A naive way to do it would be to store the entire result of each subproblem in the memoization table instead of just its length. While this works, it is clear that it will require a lot of memory to store O(nm)
strings of length O(min(n,m))
each. We can do better.
Step 5, "Reconstruct the solution", is how to reuse the table that we constructed in Step 4 to find the actual solution instead of just its length. I said that this step is optional because sometimes we just need the value of the solution, so there is no reconstruction needed.
The good news is that we do not need to modify the code that we already wrote in Step 4. The reconstruction is a separate step that comes after. In addition, the reconstruction step is very similar (follows the same set of cases) as the step of building the memo table. In short, we use the memo table as an "oracle" to guide us in our choices. Based on the values in the memo table, we know which option is better, so we know how to reconstruct the solution.
#outer calls
memo = {}
n, m = len(s1), len(s2)
LCS(n, m) #build memo table
sol = reconstructLCS(n, m)
def reconstructLCS(i, j):
if i == 0 or j == 0:
return ""

■ ■ ■ ■ ■

> _WORK TO COMPLETE_: Can you summarize the passage on reconstructing the solution in two sentences?

> _RECORDED INFORMATION_:

■ ■ ■ ■ ■

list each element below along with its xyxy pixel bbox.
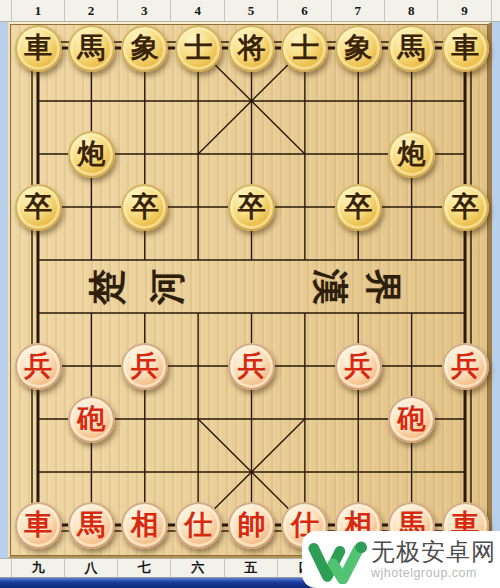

■ ■ ■ ■ ■

> _FINISHED EXERCISE_: Storing each subproblem's entire result in the memoization table would work but would take a lot of memory, so Step 5 instead reuses the table built in Step 4 to recover the actual solution, a step that is optional when only the solution's value is needed. This reconstruction comes after the table is built, needs no change to the Step 4 code, follows the same cases as building the table, and uses the memo table as an "oracle" showing which option is better at each choice.